Excerpts from a figure dataset
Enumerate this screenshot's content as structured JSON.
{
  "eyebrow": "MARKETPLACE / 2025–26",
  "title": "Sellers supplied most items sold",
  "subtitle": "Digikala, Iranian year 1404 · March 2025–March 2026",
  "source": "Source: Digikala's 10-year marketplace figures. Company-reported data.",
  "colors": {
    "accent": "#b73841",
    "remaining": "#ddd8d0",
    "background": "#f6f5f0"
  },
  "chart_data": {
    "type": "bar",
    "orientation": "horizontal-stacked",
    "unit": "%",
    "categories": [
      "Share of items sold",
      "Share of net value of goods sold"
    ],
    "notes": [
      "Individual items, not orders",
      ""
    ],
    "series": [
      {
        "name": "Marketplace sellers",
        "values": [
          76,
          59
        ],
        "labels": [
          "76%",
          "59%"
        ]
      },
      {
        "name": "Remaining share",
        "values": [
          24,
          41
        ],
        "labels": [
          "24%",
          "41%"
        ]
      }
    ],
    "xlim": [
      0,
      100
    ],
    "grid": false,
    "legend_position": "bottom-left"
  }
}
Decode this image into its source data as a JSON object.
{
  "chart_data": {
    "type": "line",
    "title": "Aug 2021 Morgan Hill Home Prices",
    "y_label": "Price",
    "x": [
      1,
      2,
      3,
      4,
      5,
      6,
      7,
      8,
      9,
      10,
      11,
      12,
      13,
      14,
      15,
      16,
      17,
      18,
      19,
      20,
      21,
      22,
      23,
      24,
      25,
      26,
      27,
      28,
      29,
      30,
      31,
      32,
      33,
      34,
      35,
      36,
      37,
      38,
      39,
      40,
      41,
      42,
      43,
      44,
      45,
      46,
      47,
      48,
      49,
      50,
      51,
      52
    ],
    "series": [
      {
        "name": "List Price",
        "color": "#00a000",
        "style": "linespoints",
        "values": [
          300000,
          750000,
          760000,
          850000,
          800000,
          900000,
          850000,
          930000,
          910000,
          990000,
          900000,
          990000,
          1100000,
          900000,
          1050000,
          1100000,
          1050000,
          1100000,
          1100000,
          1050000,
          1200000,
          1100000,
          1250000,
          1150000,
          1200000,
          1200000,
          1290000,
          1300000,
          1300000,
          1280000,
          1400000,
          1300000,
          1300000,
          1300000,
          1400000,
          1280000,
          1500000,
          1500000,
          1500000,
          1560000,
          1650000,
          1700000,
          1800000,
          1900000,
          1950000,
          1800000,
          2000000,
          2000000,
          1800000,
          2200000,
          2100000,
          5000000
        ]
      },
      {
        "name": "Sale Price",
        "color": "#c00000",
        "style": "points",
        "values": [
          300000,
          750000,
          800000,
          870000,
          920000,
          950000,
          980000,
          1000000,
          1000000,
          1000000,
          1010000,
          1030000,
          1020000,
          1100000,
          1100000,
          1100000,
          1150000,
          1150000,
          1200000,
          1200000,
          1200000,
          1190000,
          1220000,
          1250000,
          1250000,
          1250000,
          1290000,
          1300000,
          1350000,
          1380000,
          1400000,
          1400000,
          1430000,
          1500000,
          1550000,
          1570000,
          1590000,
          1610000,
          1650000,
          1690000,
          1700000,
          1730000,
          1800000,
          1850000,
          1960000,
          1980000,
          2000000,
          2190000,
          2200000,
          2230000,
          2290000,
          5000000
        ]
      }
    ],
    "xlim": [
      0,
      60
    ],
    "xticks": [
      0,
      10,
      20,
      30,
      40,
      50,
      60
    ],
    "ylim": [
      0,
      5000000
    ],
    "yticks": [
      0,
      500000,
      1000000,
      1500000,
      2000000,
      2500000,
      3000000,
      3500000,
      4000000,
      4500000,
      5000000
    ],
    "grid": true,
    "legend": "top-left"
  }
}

### What is required
Scan the entries above. Copy each line that has the string "source".

### Reply
  "source": "Source: Digikala's 10-year marketplace figures. Company-reported data.",
Decode this image into its source data as a JSON object.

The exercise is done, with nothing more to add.